What is asked. Review the lines that follow and copy each one that contains the word "changed".
━━ Records ━━
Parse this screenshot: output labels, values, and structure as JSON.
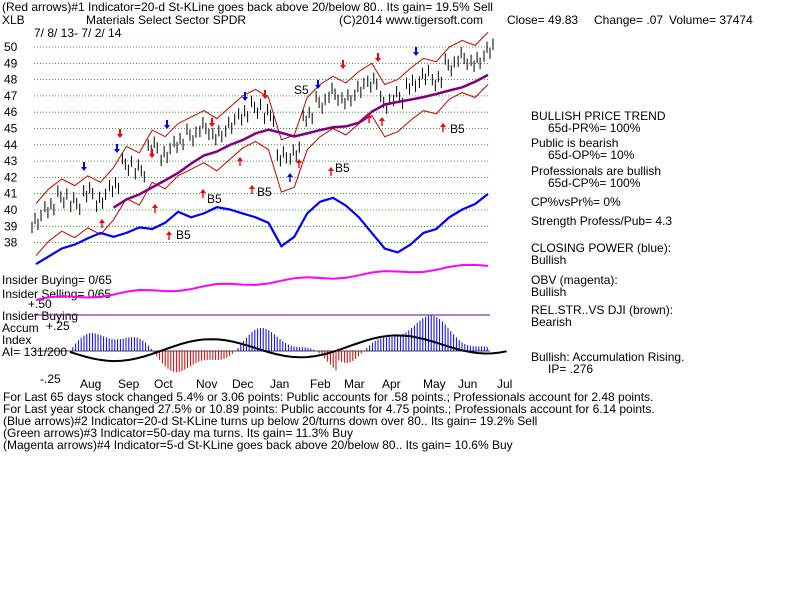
{
  "header": {
    "line1": "(Red arrows)#1 Indicator=20-d St-KLine goes back above 20/below 80.. Its gain= 19.5% Sell",
    "ticker": "XLB",
    "name": "Materials Select Sector SPDR",
    "copyright": "(C)2014 www.tigersoft.com",
    "close": "Close=  49.83",
    "change": "Change= .07",
    "volume": "Volume= 37474",
    "dates": "7/ 8/ 13- 7/ 2/ 14"
  },
  "side_panel": {
    "trend_title": "BULLISH PRICE TREND",
    "pr": "65d-PR%= 100%",
    "public_line": "Public is bearish",
    "op": "65d-OP%= 10%",
    "pros_line": "Professionals are bullish",
    "cp": "65d-CP%= 100%",
    "cpvspr": "CP%vsPr%=  0%",
    "strength": "Strength Profess/Pub= 4.3",
    "closing_power_title": "CLOSING POWER (blue):",
    "closing_power_value": "Bullish",
    "obv_title": "OBV (magenta):",
    "obv_value": "Bullish",
    "relstr_title": "REL.STR..VS DJI (brown):",
    "relstr_value": "Bearish",
    "accum_title": "Bullish: Accumulation Rising.",
    "ip": "IP=  .276"
  },
  "price_panel": {
    "insider_buying": "Insider Buying= 0/65",
    "insider_selling": "Insider Selling= 0/65",
    "minus50": "+.50",
    "s5_label": "S5",
    "b5_label": "B5"
  },
  "accum_panel": {
    "title1": "Insider Buying",
    "title2": "Accum",
    "title3": "Index",
    "ai": "AI= 131/200",
    "plus25": "+.25",
    "minus25": "-.25"
  },
  "footer": {
    "line1": "For Last 65 days stock changed  5.4% or  3.06 points:  Public accounts for  .58 points.;  Professionals account for  2.48 points.",
    "line2": "For Last year stock changed  27.5% or  10.89 points:  Public accounts for  4.75 points.;  Professionals account for  6.14 points.",
    "line3": "(Blue arrows)#2 Indicator=20-d St-KLine turns up below 20/turns down over 80.. Its gain= 19.2% Sell",
    "line4": "(Green arrows)#3 Indicator=50-day ma turns. Its gain= 11.3% Buy",
    "line5": "(Magenta arrows)#4 Indicator=5-d St-KLine goes back above 20/below 80.. Its gain= 10.6% Buy"
  },
  "colors": {
    "closing_power": "#0000ff",
    "obv": "#ff00ff",
    "ma50": "#800080",
    "bands": "#cc0000",
    "grid": "#008000",
    "accum_pos": "#0000ff",
    "accum_neg": "#cc0000",
    "sell_arrow": "#ff0000",
    "blue_arrow": "#0000ff"
  },
  "chart_data": {
    "type": "line",
    "ylim": [
      38,
      50
    ],
    "y_ticks": [
      "50",
      "49",
      "48",
      "47",
      "46",
      "45",
      "44",
      "43",
      "42",
      "41",
      "40",
      "39",
      "38"
    ],
    "x_ticks": [
      "Aug",
      "Sep",
      "Oct",
      "Nov",
      "Dec",
      "Jan",
      "Feb",
      "Mar",
      "Apr",
      "May",
      "Jun",
      "Jul"
    ],
    "price_close": [
      39.3,
      40.2,
      40.8,
      40.4,
      41.0,
      40.6,
      41.5,
      42.8,
      42.4,
      43.8,
      43.4,
      44.2,
      44.6,
      45.0,
      44.5,
      45.2,
      45.9,
      46.3,
      45.8,
      43.2,
      43.5,
      45.8,
      46.6,
      47.1,
      46.7,
      47.4,
      47.9,
      46.6,
      46.9,
      47.6,
      48.2,
      48.0,
      48.9,
      49.3,
      49.0,
      49.8
    ]
  }
}
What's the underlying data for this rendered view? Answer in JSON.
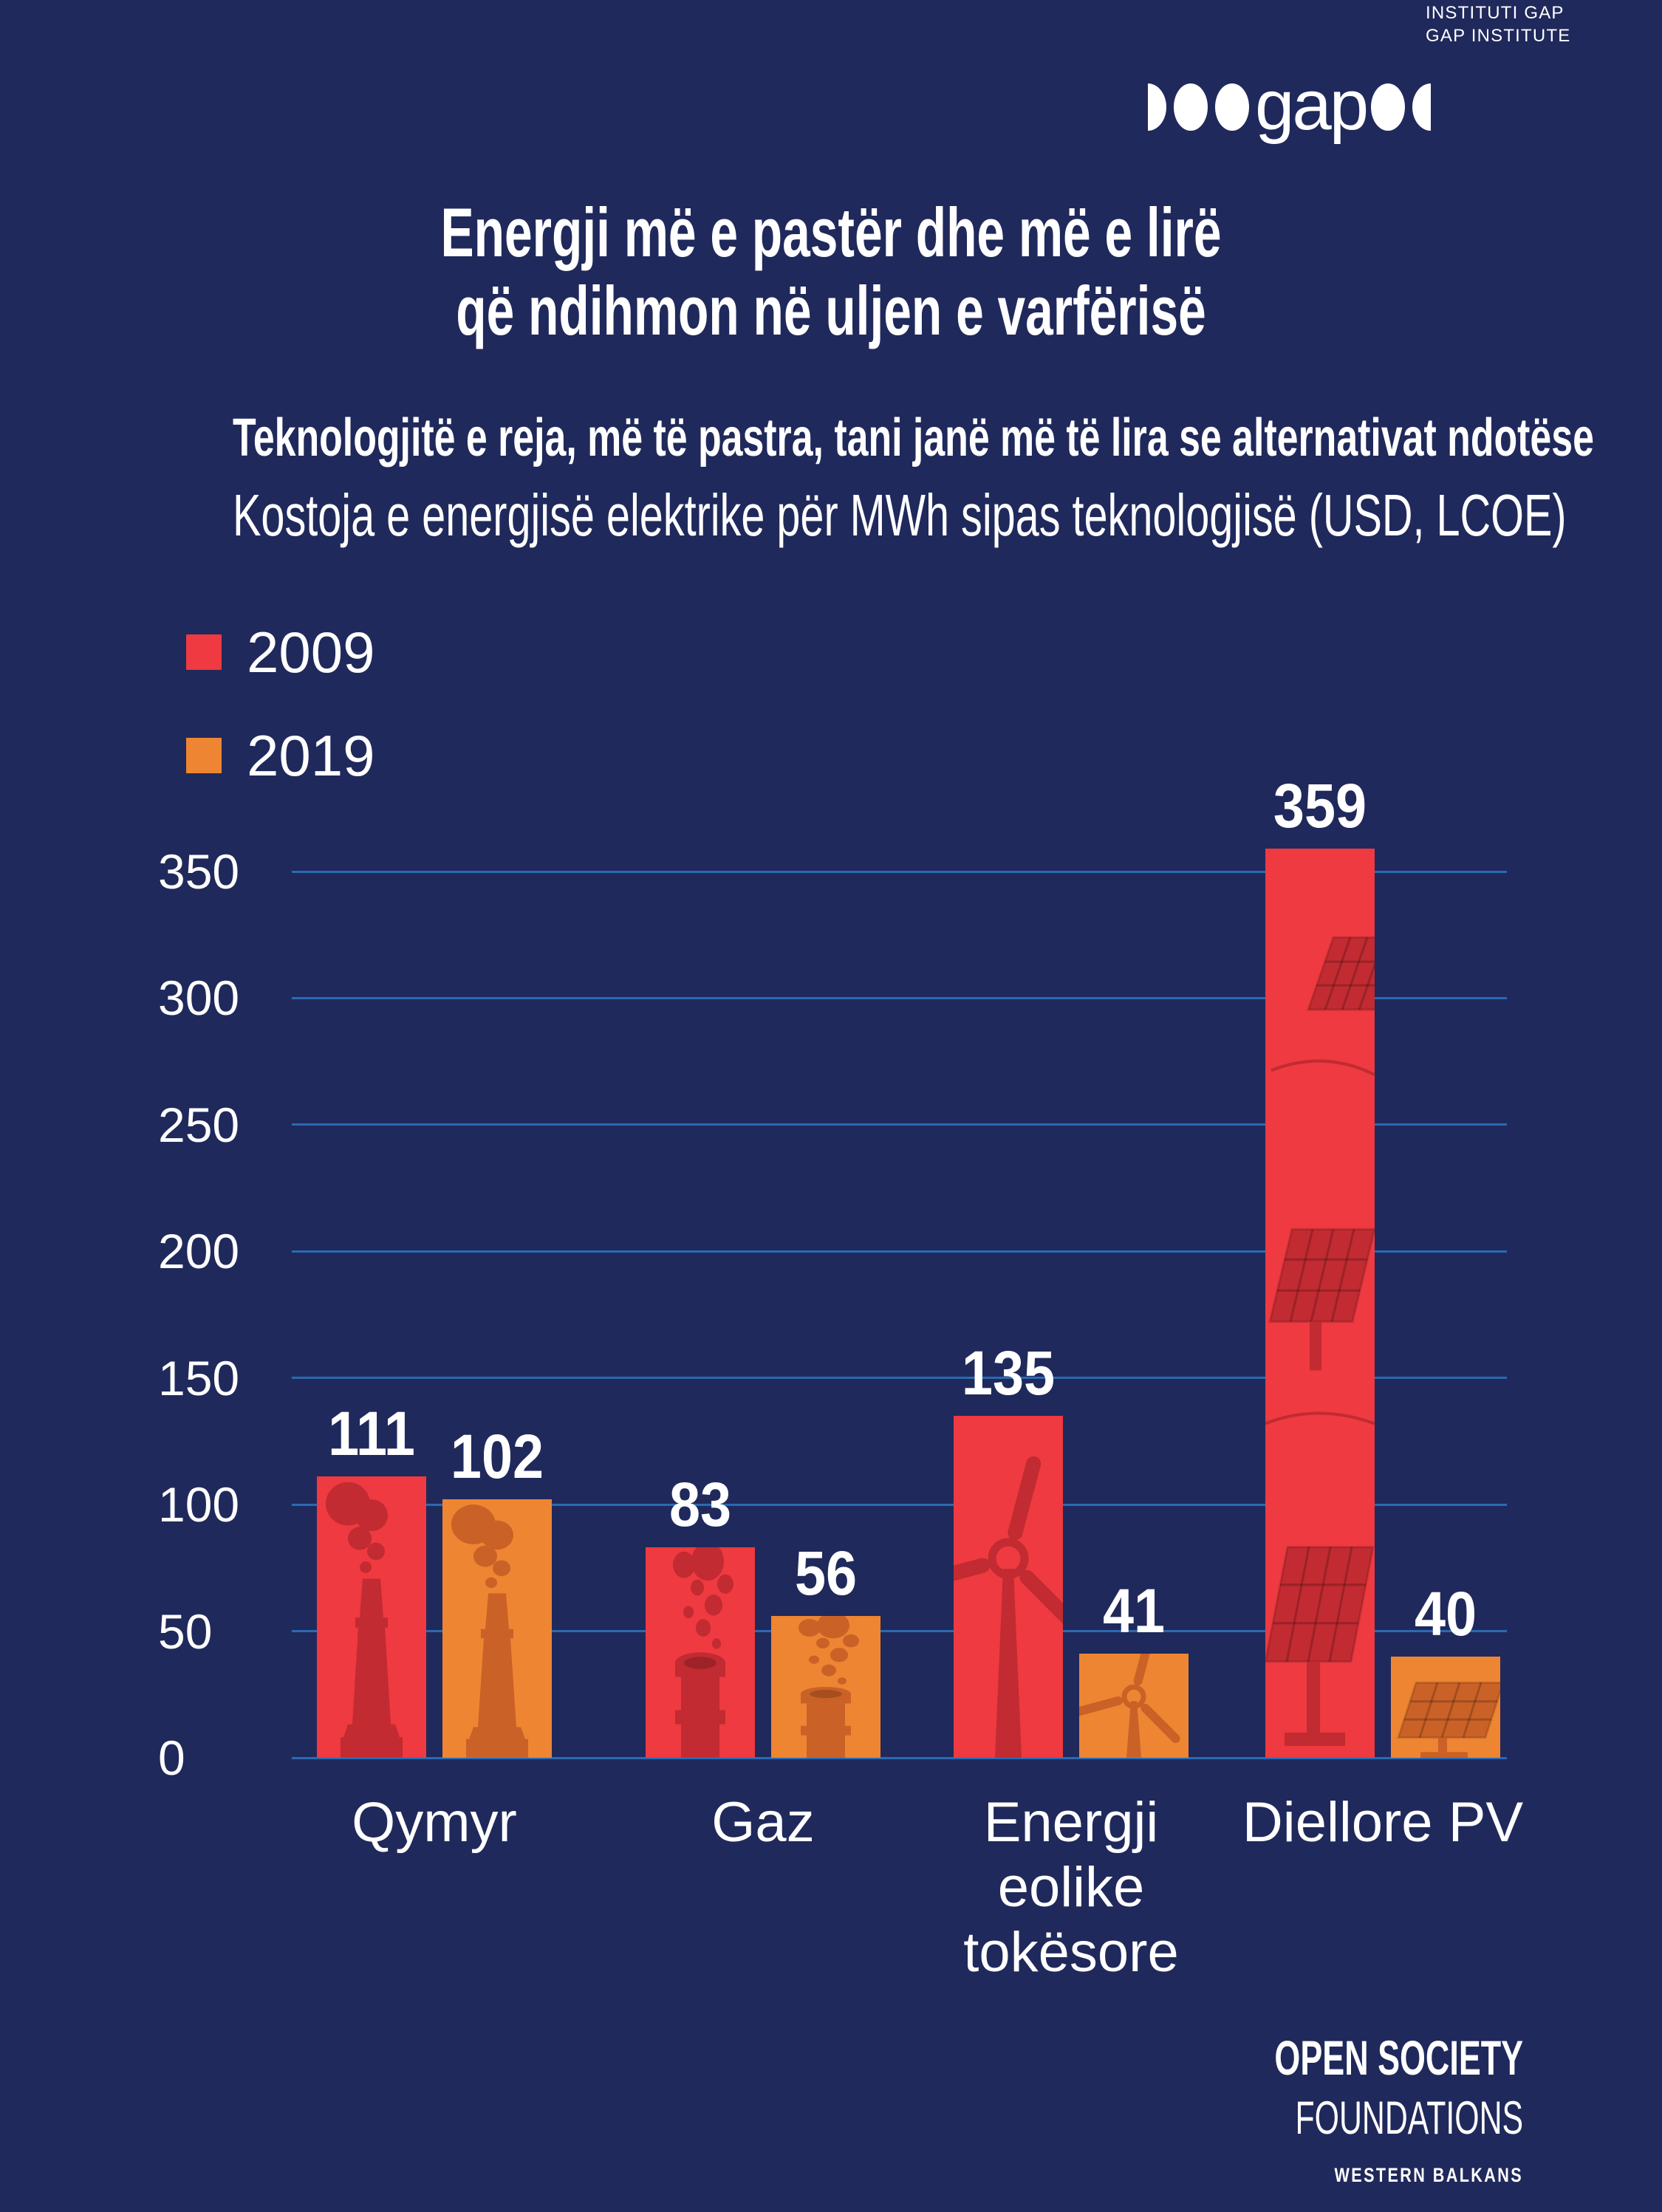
{
  "brand": {
    "wordmark": "gap",
    "tagline_line1": "INSTITUTI GAP",
    "tagline_line2": "GAP INSTITUTE"
  },
  "title_line1": "Energji më e pastër dhe më e lirë",
  "title_line2": "që ndihmon në uljen e varfërisë",
  "subtitle": "Teknologjitë e reja, më të pastra, tani janë më të lira se alternativat ndotëse",
  "chart_caption": "Kostoja e energjisë elektrike për MWh sipas teknologjisë (USD, LCOE)",
  "legend": [
    {
      "label": "2009",
      "color": "#ee3a40"
    },
    {
      "label": "2019",
      "color": "#ee8532"
    }
  ],
  "chart_data": {
    "type": "bar",
    "title": "Kostoja e energjisë elektrike për MWh sipas teknologjisë (USD, LCOE)",
    "categories": [
      "Qymyr",
      "Gaz",
      "Energji eolike tokësore",
      "Diellore PV"
    ],
    "category_lines": [
      [
        "Qymyr"
      ],
      [
        "Gaz"
      ],
      [
        "Energji",
        "eolike",
        "tokësore"
      ],
      [
        "Diellore PV"
      ]
    ],
    "category_icons": [
      "coal-chimney-icon",
      "gas-pipe-icon",
      "wind-turbine-icon",
      "solar-panel-icon"
    ],
    "series": [
      {
        "name": "2009",
        "color": "#ee3a40",
        "icon_color": "#c12b31",
        "values": [
          111,
          83,
          135,
          359
        ]
      },
      {
        "name": "2019",
        "color": "#ee8532",
        "icon_color": "#ca6127",
        "values": [
          102,
          56,
          41,
          40
        ]
      }
    ],
    "ylim": [
      0,
      350
    ],
    "yticks": [
      0,
      50,
      100,
      150,
      200,
      250,
      300,
      350
    ],
    "grid": true,
    "legend_position": "top-left",
    "value_labels": true,
    "xlabel": "",
    "ylabel": ""
  },
  "footer": {
    "line1": "OPEN SOCIETY",
    "line2": "FOUNDATIONS",
    "line3": "WESTERN BALKANS"
  },
  "colors": {
    "background": "#20295b",
    "gridline": "#2a6ab3",
    "text": "#ffffff",
    "red_2009": "#ee3a40",
    "orange_2019": "#ee8532",
    "icon_dark_red": "#c12b31",
    "icon_dark_orange": "#ca6127"
  }
}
━━━
Task result.
    "line1": "For Last 65 days stock changed  5.4% or  3.06 points:  Public accounts for  .58 points.;  Professionals account for  2.48 points.",
    "line2": "For Last year stock changed  27.5% or  10.89 points:  Public accounts for  4.75 points.;  Professionals account for  6.14 points.",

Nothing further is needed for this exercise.